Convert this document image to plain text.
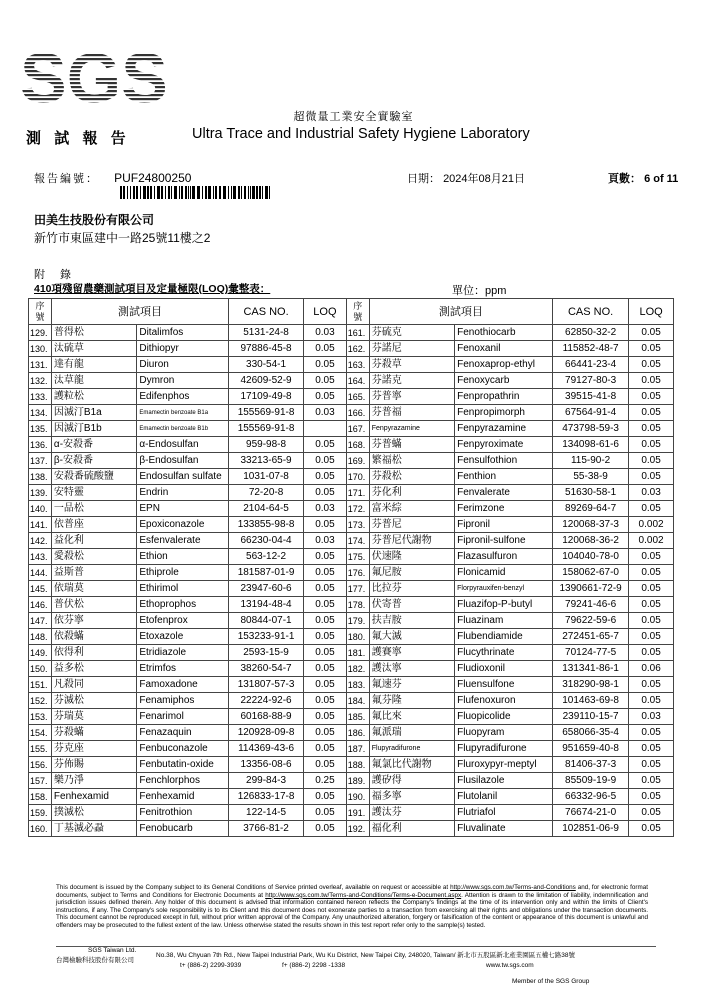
SGS	超微量工業安全實驗室
測 試 報 告	Ultra Trace and Industrial Safety Hygiene Laboratory
報告編號： PUF24800250	日期： 2024年08月21日	頁數： 6 of 11
田美生技股份有限公司
新竹市東區建中一路25號11樓之2
附 錄
410項殘留農藥測試項目及定量極限(LOQ)彙整表：	單位：ppm
序號	測試項目		CAS NO.	LOQ	序號	測試項目		CAS NO.	LOQ
129.	普得松	Ditalimfos	5131-24-8	0.03	161.	芬硫克	Fenothiocarb	62850-32-2	0.05
130.	汰硫草	Dithiopyr	97886-45-8	0.05	162.	芬諾尼	Fenoxanil	115852-48-7	0.05
131.	達有龍	Diuron	330-54-1	0.05	163.	芬殺草	Fenoxaprop-ethyl	66441-23-4	0.05
132.	汰草龍	Dymron	42609-52-9	0.05	164.	芬諾克	Fenoxycarb	79127-80-3	0.05
133.	護粒松	Edifenphos	17109-49-8	0.05	165.	芬普寧	Fenpropathrin	39515-41-8	0.05
134.	因滅汀B1a	Emamectin benzoate B1a	155569-91-8	0.03	166.	芬普福	Fenpropimorph	67564-91-4	0.05
135.	因滅汀B1b	Emamectin benzoate B1b	155569-91-8		167.	Fenpyrazamine	Fenpyrazamine	473798-59-3	0.05
136.	α-安殺番	α-Endosulfan	959-98-8	0.05	168.	芬普蟎	Fenpyroximate	134098-61-6	0.05
137.	β-安殺番	β-Endosulfan	33213-65-9	0.05	169.	繁福松	Fensulfothion	115-90-2	0.05
138.	安殺番硫酸鹽	Endosulfan sulfate	1031-07-8	0.05	170.	芬殺松	Fenthion	55-38-9	0.05
139.	安特靈	Endrin	72-20-8	0.05	171.	芬化利	Fenvalerate	51630-58-1	0.03
140.	一品松	EPN	2104-64-5	0.03	172.	富米綜	Ferimzone	89269-64-7	0.05
141.	依普座	Epoxiconazole	133855-98-8	0.05	173.	芬普尼	Fipronil	120068-37-3	0.002
142.	益化利	Esfenvalerate	66230-04-4	0.03	174.	芬普尼代謝物	Fipronil-sulfone	120068-36-2	0.002
143.	愛殺松	Ethion	563-12-2	0.05	175.	伏速隆	Flazasulfuron	104040-78-0	0.05
144.	益斯普	Ethiprole	181587-01-9	0.05	176.	氟尼胺	Flonicamid	158062-67-0	0.05
145.	依瑞莫	Ethirimol	23947-60-6	0.05	177.	比拉芬	Florpyrauxifen-benzyl	1390661-72-9	0.05
146.	普伏松	Ethoprophos	13194-48-4	0.05	178.	伏寄普	Fluazifop-P-butyl	79241-46-6	0.05
147.	依芬寧	Etofenprox	80844-07-1	0.05	179.	扶吉胺	Fluazinam	79622-59-6	0.05
148.	依殺蟎	Etoxazole	153233-91-1	0.05	180.	氟大滅	Flubendiamide	272451-65-7	0.05
149.	依得利	Etridiazole	2593-15-9	0.05	181.	護賽寧	Flucythrinate	70124-77-5	0.05
150.	益多松	Etrimfos	38260-54-7	0.05	182.	護汰寧	Fludioxonil	131341-86-1	0.06
151.	凡殺同	Famoxadone	131807-57-3	0.05	183.	氟速芬	Fluensulfone	318290-98-1	0.05
152.	芬滅松	Fenamiphos	22224-92-6	0.05	184.	氟芬隆	Flufenoxuron	101463-69-8	0.05
153.	芬瑞莫	Fenarimol	60168-88-9	0.05	185.	氟比來	Fluopicolide	239110-15-7	0.03
154.	芬殺蟎	Fenazaquin	120928-09-8	0.05	186.	氟派瑞	Fluopyram	658066-35-4	0.05
155.	芬克座	Fenbuconazole	114369-43-6	0.05	187.	Flupyradifurone	Flupyradifurone	951659-40-8	0.05
156.	芬佈賜	Fenbutatin-oxide	13356-08-6	0.05	188.	氟氯比代謝物	Fluroxypyr-meptyl	81406-37-3	0.05
157.	樂乃淨	Fenchlorphos	299-84-3	0.25	189.	護矽得	Flusilazole	85509-19-9	0.05
158.	Fenhexamid	Fenhexamid	126833-17-8	0.05	190.	福多寧	Flutolanil	66332-96-5	0.05
159.	撲滅松	Fenitrothion	122-14-5	0.05	191.	護汰芬	Flutriafol	76674-21-0	0.05
160.	丁基滅必蝨	Fenobucarb	3766-81-2	0.05	192.	福化利	Fluvalinate	102851-06-9	0.05
This document is issued by the Company subject to its General Conditions of Service printed overleaf, available on request or accessible at http://www.sgs.com.tw/Terms-and-Conditions and, for electronic format documents, subject to Terms and Conditions for Electronic Documents at http://www.sgs.com.tw/Terms-and-Conditions/Terms-e-Document.aspx. Attention is drawn to the limitation of liability, indemnification and jurisdiction issues defined therein. Any holder of this document is advised that information contained hereon reflects the Company's findings at the time of its intervention only and within the limits of Client's instructions, if any. The Company's sole responsibility is to its Client and this document does not exonerate parties to a transaction from exercising all their rights and obligations under the transaction documents. This document cannot be reproduced except in full, without prior written approval of the Company. Any unauthorized alteration, forgery or falsification of the content or appearance of this document is unlawful and offenders may be prosecuted to the fullest extent of the law. Unless otherwise stated the results shown in this test report refer only to the sample(s) tested.
SGS Taiwan Ltd.
台灣檢驗科技股份有限公司
No.38, Wu Chyuan 7th Rd., New Taipei Industrial Park, Wu Ku District, New Taipei City, 248020, Taiwan/ 新北市五股區新北產業園區五權七路38號
t+ (886-2) 2299-3939	f+ (886-2) 2298 -1338	www.tw.sgs.com
Member of the SGS Group
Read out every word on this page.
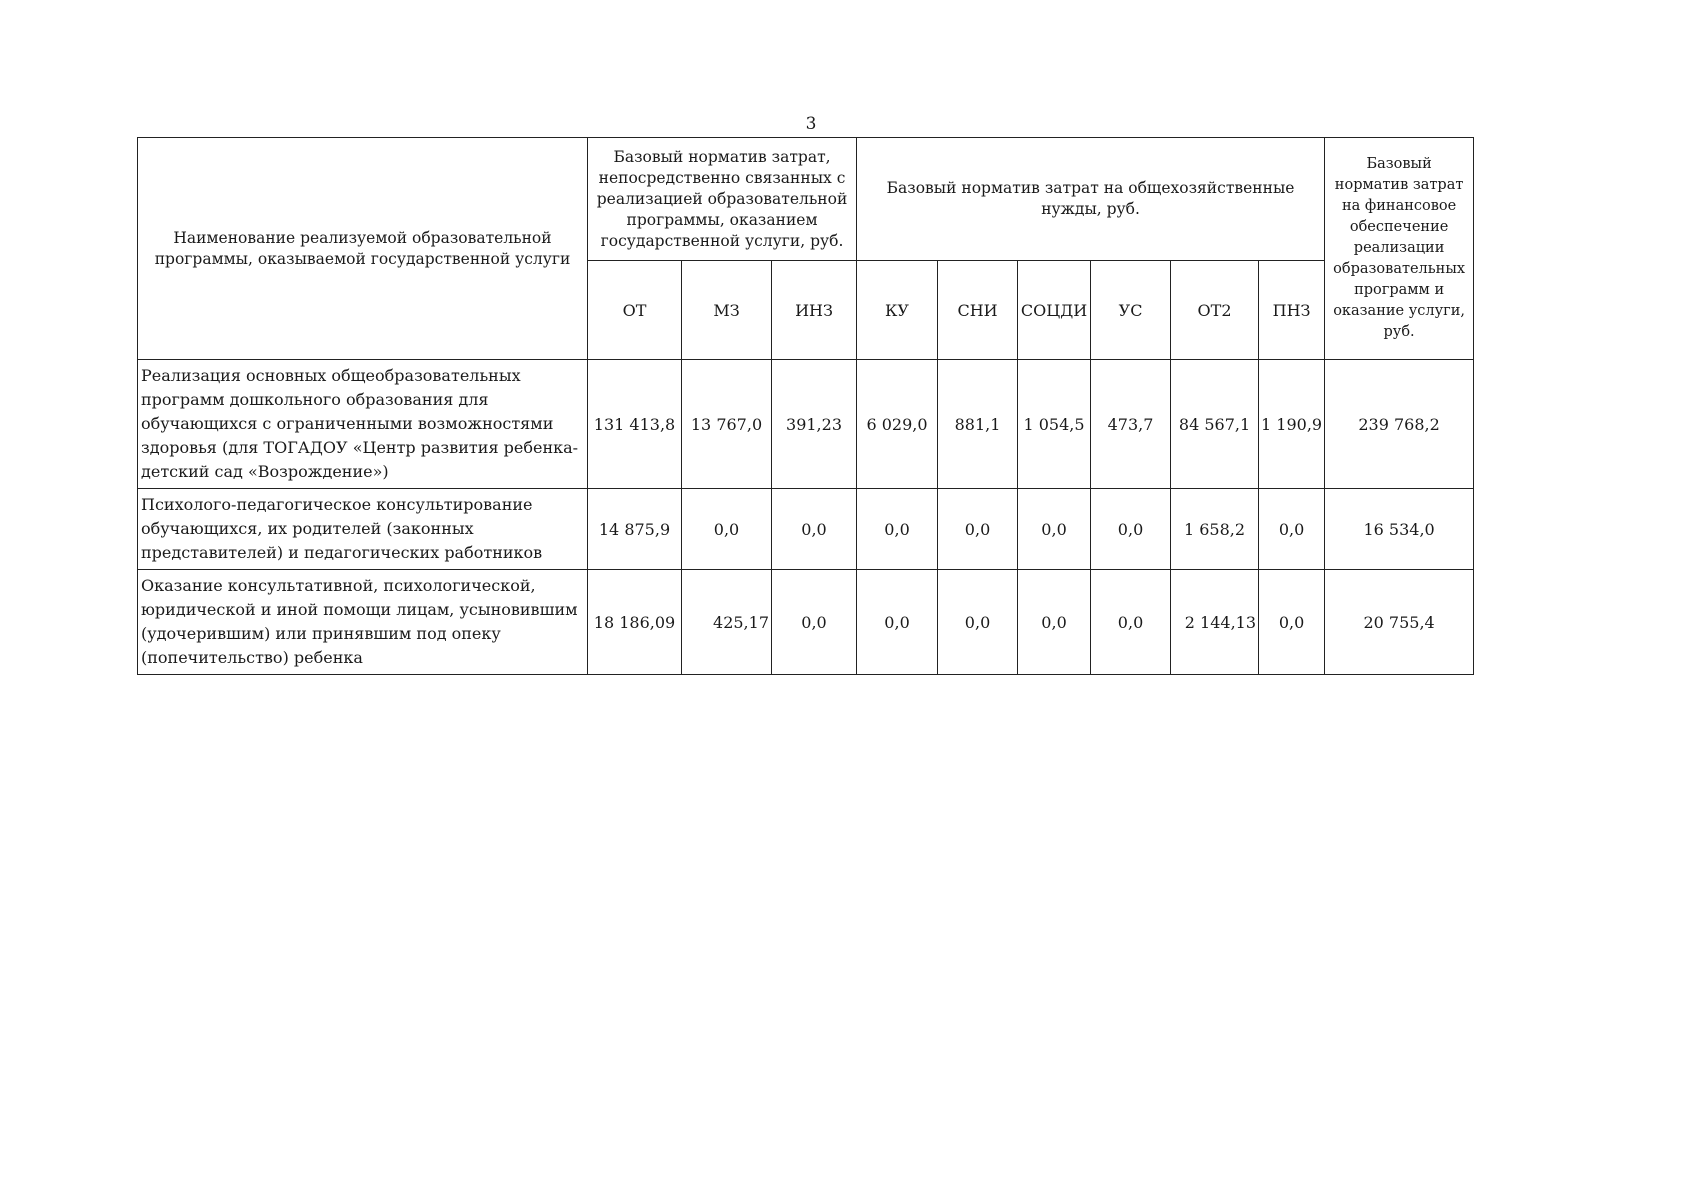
3
Наименование реализуемой образовательной программы, оказываемой государственной услуги	Базовый норматив затрат, непосредственно связанных с реализацией образовательной программы, оказанием государственной услуги, руб.			Базовый норматив затрат на общехозяйственные нужды, руб.						Базовый норматив затрат на финансовое обеспечение реализации образовательных программ и оказание услуги, руб.
	ОТ	МЗ	ИНЗ	КУ	СНИ	СОЦДИ	УС	ОТ2	ПНЗ	
Реализация основных общеобразовательных программ дошкольного образования для обучающихся с ограниченными возможностями здоровья (для ТОГАДОУ «Центр развития ребенка-детский сад «Возрождение»)	131 413,8	13 767,0	391,23	6 029,0	881,1	1 054,5	473,7	84 567,1	1 190,9	239 768,2
Психолого-педагогическое консультирование обучающихся, их родителей (законных представителей) и педагогических работников	14 875,9	0,0	0,0	0,0	0,0	0,0	0,0	1 658,2	0,0	16 534,0
Оказание консультативной, психологической, юридической и иной помощи лицам, усыновившим (удочерившим) или принявшим под опеку (попечительство) ребенка	18 186,09	425,17	0,0	0,0	0,0	0,0	0,0	2 144,13	0,0	20 755,4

Task statement
Identify the lines above that contain the word "document", then copy them.

Exercise output
Convert this document image to plain text.
This document is issued by the Company subject to its General Conditions of Service printed overleaf, available on request or accessible at http://www.sgs.com.tw/Terms-and-Conditions and, for electronic format documents, subject to Terms and Conditions for Electronic Documents at http://www.sgs.com.tw/Terms-and-Conditions/Terms-e-Document.aspx. Attention is drawn to the limitation of liability, indemnification and jurisdiction issues defined therein. Any holder of this document is advised that information contained hereon reflects the Company's findings at the time of its intervention only and within the limits of Client's instructions, if any. The Company's sole responsibility is to its Client and this document does not exonerate parties to a transaction from exercising all their rights and obligations under the transaction documents. This document cannot be reproduced except in full, without prior written approval of the Company. Any unauthorized alteration, forgery or falsification of the content or appearance of this document is unlawful and offenders may be prosecuted to the fullest extent of the law. Unless otherwise stated the results shown in this test report refer only to the sample(s) tested.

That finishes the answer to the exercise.